§ **TO DO**
Reproduce the complete listing without any deviation.

──────────

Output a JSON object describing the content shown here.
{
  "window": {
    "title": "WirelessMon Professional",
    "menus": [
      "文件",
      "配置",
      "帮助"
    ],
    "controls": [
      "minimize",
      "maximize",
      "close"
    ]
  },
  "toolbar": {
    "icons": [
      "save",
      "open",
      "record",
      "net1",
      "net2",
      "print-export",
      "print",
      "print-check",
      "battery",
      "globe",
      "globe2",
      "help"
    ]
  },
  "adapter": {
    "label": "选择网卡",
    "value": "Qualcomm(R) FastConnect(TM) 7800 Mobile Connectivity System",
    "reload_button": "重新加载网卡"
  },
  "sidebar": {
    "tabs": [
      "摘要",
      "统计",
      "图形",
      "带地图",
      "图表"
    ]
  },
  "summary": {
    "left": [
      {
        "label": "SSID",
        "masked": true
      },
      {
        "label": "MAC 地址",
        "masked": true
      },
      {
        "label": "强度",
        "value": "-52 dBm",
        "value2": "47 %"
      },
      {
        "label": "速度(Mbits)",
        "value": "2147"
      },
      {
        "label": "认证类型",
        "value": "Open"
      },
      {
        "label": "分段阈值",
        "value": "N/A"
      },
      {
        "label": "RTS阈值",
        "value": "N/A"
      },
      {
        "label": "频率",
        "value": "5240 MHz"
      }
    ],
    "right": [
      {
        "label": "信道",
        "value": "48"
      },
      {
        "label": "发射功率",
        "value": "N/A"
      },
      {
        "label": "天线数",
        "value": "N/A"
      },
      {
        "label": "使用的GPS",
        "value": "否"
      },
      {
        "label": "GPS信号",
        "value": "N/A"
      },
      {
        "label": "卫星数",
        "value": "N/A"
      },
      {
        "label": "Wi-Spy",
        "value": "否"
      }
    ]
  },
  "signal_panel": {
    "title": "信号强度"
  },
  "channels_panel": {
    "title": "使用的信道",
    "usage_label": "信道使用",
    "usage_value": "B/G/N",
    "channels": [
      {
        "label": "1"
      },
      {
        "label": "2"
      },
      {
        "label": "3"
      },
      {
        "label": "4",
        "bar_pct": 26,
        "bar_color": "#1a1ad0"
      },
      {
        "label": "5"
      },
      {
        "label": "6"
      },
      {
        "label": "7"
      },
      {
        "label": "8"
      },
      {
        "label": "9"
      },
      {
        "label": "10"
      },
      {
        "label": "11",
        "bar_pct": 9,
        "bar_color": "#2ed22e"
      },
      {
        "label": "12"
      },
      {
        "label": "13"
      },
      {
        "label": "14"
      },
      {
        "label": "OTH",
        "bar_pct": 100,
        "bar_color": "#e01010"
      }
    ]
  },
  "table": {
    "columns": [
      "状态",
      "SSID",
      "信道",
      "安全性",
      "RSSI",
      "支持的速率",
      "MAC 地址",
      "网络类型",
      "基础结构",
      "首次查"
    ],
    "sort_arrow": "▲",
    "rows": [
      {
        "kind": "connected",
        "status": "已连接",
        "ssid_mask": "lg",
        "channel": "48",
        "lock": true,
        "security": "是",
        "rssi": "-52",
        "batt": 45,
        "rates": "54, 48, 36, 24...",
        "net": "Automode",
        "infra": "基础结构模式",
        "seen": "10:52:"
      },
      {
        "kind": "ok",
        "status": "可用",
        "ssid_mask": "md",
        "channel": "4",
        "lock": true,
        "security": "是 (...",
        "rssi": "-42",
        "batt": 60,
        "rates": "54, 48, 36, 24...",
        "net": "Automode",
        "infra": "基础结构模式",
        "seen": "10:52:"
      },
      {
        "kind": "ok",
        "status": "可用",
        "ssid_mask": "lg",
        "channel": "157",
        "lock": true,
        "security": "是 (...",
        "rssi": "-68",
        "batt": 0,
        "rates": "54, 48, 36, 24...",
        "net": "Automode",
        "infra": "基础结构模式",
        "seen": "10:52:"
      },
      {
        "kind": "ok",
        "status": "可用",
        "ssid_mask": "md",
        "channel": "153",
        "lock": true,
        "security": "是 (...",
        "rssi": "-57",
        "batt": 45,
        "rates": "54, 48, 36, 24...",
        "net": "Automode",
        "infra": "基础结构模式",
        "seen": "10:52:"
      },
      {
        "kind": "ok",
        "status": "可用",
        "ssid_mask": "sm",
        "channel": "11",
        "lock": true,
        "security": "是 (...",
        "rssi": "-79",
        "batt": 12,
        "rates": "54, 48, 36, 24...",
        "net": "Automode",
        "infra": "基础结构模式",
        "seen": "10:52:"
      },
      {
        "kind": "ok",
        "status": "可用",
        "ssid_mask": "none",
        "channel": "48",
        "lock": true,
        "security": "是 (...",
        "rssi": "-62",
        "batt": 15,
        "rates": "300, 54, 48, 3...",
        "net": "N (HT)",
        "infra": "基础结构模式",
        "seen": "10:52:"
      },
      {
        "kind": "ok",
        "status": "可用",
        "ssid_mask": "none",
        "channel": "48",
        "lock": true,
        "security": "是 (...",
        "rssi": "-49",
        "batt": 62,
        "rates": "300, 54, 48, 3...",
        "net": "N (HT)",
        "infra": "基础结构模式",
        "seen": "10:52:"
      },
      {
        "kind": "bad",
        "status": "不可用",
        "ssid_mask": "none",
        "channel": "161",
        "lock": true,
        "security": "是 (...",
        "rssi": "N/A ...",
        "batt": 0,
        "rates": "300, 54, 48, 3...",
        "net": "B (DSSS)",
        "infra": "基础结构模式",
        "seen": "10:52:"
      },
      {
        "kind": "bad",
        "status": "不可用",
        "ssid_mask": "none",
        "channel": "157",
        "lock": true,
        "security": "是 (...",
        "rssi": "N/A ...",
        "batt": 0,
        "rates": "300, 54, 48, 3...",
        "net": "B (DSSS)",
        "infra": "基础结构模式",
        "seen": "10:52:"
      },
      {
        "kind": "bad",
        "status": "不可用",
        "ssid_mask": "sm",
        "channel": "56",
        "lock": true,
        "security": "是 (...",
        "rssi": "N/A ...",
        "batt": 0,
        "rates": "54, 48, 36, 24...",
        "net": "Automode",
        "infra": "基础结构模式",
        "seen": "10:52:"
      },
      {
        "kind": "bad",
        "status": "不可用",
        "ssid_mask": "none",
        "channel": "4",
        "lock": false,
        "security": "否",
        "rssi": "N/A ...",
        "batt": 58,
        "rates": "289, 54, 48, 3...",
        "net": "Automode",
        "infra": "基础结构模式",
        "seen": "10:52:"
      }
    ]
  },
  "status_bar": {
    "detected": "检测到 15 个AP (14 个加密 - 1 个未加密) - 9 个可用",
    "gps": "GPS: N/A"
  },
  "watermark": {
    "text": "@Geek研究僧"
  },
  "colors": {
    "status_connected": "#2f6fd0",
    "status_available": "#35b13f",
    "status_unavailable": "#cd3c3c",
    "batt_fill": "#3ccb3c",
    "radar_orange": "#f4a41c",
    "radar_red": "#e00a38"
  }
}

──────────

§ **COMPLETED EXERCISE**
Output a JSON object describing the content shown here.
{
  "window": {
    "title": "WirelessMon Professional",
    "menus": [
      "文件",
      "配置",
      "帮助"
    ],
    "controls": [
      "minimize",
      "maximize",
      "close"
    ]
  },
  "toolbar": {
    "icons": [
      "save",
      "open",
      "record",
      "net1",
      "net2",
      "print-export",
      "print",
      "print-check",
      "battery",
      "globe",
      "globe2",
      "help"
    ]
  },
  "adapter": {
    "label": "选择网卡",
    "value": "Qualcomm(R) FastConnect(TM) 7800 Mobile Connectivity System",
    "reload_button": "重新加载网卡"
  },
  "sidebar": {
    "tabs": [
      "摘要",
      "统计",
      "图形",
      "带地图",
      "图表"
    ]
  },
  "summary": {
    "left": [
      {
        "label": "SSID",
        "masked": true
      },
      {
        "label": "MAC 地址",
        "masked": true
      },
      {
        "label": "强度",
        "value": "-52 dBm",
        "value2": "47 %"
      },
      {
        "label": "速度(Mbits)",
        "value": "2147"
      },
      {
        "label": "认证类型",
        "value": "Open"
      },
      {
        "label": "分段阈值",
        "value": "N/A"
      },
      {
        "label": "RTS阈值",
        "value": "N/A"
      },
      {
        "label": "频率",
        "value": "5240 MHz"
      }
    ],
    "right": [
      {
        "label": "信道",
        "value": "48"
      },
      {
        "label": "发射功率",
        "value": "N/A"
      },
      {
        "label": "天线数",
        "value": "N/A"
      },
      {
        "label": "使用的GPS",
        "value": "否"
      },
      {
        "label": "GPS信号",
        "value": "N/A"
      },
      {
        "label": "卫星数",
        "value": "N/A"
      },
      {
        "label": "Wi-Spy",
        "value": "否"
      }
    ]
  },
  "signal_panel": {
    "title": "信号强度"
  },
  "channels_panel": {
    "title": "使用的信道",
    "usage_label": "信道使用",
    "usage_value": "B/G/N",
    "channels": [
      {
        "label": "1"
      },
      {
        "label": "2"
      },
      {
        "label": "3"
      },
      {
        "label": "4",
        "bar_pct": 26,
        "bar_color": "#1a1ad0"
      },
      {
        "label": "5"
      },
      {
        "label": "6"
      },
      {
        "label": "7"
      },
      {
        "label": "8"
      },
      {
        "label": "9"
      },
      {
        "label": "10"
      },
      {
        "label": "11",
        "bar_pct": 9,
        "bar_color": "#2ed22e"
      },
      {
        "label": "12"
      },
      {
        "label": "13"
      },
      {
        "label": "14"
      },
      {
        "label": "OTH",
        "bar_pct": 100,
        "bar_color": "#e01010"
      }
    ]
  },
  "table": {
    "columns": [
      "状态",
      "SSID",
      "信道",
      "安全性",
      "RSSI",
      "支持的速率",
      "MAC 地址",
      "网络类型",
      "基础结构",
      "首次查"
    ],
    "sort_arrow": "▲",
    "rows": [
      {
        "kind": "connected",
        "status": "已连接",
        "ssid_mask": "lg",
        "channel": "48",
        "lock": true,
        "security": "是",
        "rssi": "-52",
        "batt": 45,
        "rates": "54, 48, 36, 24...",
        "net": "Automode",
        "infra": "基础结构模式",
        "seen": "10:52:"
      },
      {
        "kind": "ok",
        "status": "可用",
        "ssid_mask": "md",
        "channel": "4",
        "lock": true,
        "security": "是 (...",
        "rssi": "-42",
        "batt": 60,
        "rates": "54, 48, 36, 24...",
        "net": "Automode",
        "infra": "基础结构模式",
        "seen": "10:52:"
      },
      {
        "kind": "ok",
        "status": "可用",
        "ssid_mask": "lg",
        "channel": "157",
        "lock": true,
        "security": "是 (...",
        "rssi": "-68",
        "batt": 0,
        "rates": "54, 48, 36, 24...",
        "net": "Automode",
        "infra": "基础结构模式",
        "seen": "10:52:"
      },
      {
        "kind": "ok",
        "status": "可用",
        "ssid_mask": "md",
        "channel": "153",
        "lock": true,
        "security": "是 (...",
        "rssi": "-57",
        "batt": 45,
        "rates": "54, 48, 36, 24...",
        "net": "Automode",
        "infra": "基础结构模式",
        "seen": "10:52:"
      },
      {
        "kind": "ok",
        "status": "可用",
        "ssid_mask": "sm",
        "channel": "11",
        "lock": true,
        "security": "是 (...",
        "rssi": "-79",
        "batt": 12,
        "rates": "54, 48, 36, 24...",
        "net": "Automode",
        "infra": "基础结构模式",
        "seen": "10:52:"
      },
      {
        "kind": "ok",
        "status": "可用",
        "ssid_mask": "none",
        "channel": "48",
        "lock": true,
        "security": "是 (...",
        "rssi": "-62",
        "batt": 15,
        "rates": "300, 54, 48, 3...",
        "net": "N (HT)",
        "infra": "基础结构模式",
        "seen": "10:52:"
      },
      {
        "kind": "ok",
        "status": "可用",
        "ssid_mask": "none",
        "channel": "48",
        "lock": true,
        "security": "是 (...",
        "rssi": "-49",
        "batt": 62,
        "rates": "300, 54, 48, 3...",
        "net": "N (HT)",
        "infra": "基础结构模式",
        "seen": "10:52:"
      },
      {
        "kind": "bad",
        "status": "不可用",
        "ssid_mask": "none",
        "channel": "161",
        "lock": true,
        "security": "是 (...",
        "rssi": "N/A ...",
        "batt": 0,
        "rates": "300, 54, 48, 3...",
        "net": "B (DSSS)",
        "infra": "基础结构模式",
        "seen": "10:52:"
      },
      {
        "kind": "bad",
        "status": "不可用",
        "ssid_mask": "none",
        "channel": "157",
        "lock": true,
        "security": "是 (...",
        "rssi": "N/A ...",
        "batt": 0,
        "rates": "300, 54, 48, 3...",
        "net": "B (DSSS)",
        "infra": "基础结构模式",
        "seen": "10:52:"
      },
      {
        "kind": "bad",
        "status": "不可用",
        "ssid_mask": "sm",
        "channel": "56",
        "lock": true,
        "security": "是 (...",
        "rssi": "N/A ...",
        "batt": 0,
        "rates": "54, 48, 36, 24...",
        "net": "Automode",
        "infra": "基础结构模式",
        "seen": "10:52:"
      },
      {
        "kind": "bad",
        "status": "不可用",
        "ssid_mask": "none",
        "channel": "4",
        "lock": false,
        "security": "否",
        "rssi": "N/A ...",
        "batt": 58,
        "rates": "289, 54, 48, 3...",
        "net": "Automode",
        "infra": "基础结构模式",
        "seen": "10:52:"
      }
    ]
  },
  "status_bar": {
    "detected": "检测到 15 个AP (14 个加密 - 1 个未加密) - 9 个可用",
    "gps": "GPS: N/A"
  },
  "watermark": {
    "text": "@Geek研究僧"
  },
  "colors": {
    "status_connected": "#2f6fd0",
    "status_available": "#35b13f",
    "status_unavailable": "#cd3c3c",
    "batt_fill": "#3ccb3c",
    "radar_orange": "#f4a41c",
    "radar_red": "#e00a38"
  }
}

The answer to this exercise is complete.